_EXERCISE DESCRIPTION_
Extract each line bearing the word "immigrants".
Start DATASET ENTRIES
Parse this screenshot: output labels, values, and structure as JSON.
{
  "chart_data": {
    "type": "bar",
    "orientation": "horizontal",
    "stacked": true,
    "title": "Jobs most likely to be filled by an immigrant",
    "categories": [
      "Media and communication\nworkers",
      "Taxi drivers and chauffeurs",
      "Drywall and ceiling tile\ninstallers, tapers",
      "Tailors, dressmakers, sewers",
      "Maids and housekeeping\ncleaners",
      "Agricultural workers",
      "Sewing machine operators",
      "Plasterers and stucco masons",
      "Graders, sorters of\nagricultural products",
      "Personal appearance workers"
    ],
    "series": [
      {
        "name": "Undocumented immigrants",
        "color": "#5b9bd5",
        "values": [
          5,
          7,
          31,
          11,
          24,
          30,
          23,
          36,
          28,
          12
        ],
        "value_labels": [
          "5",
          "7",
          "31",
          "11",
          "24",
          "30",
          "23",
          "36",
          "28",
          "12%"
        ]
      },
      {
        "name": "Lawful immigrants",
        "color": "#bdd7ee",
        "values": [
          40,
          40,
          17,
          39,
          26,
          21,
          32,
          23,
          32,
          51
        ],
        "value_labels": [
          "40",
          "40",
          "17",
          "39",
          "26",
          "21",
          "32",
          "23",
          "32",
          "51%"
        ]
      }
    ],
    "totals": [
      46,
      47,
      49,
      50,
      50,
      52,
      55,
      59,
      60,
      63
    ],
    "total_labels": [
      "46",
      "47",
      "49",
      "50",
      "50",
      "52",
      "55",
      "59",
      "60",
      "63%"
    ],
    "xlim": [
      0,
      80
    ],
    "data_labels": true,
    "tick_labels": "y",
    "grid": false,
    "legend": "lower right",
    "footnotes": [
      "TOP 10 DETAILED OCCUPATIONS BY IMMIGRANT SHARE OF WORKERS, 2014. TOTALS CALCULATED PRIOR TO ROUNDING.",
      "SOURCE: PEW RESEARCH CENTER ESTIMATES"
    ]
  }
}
End DATASET ENTRIES
_RESULT FOR THIS TASK_
        "name": "Undocumented immigrants",
        "name": "Lawful immigrants",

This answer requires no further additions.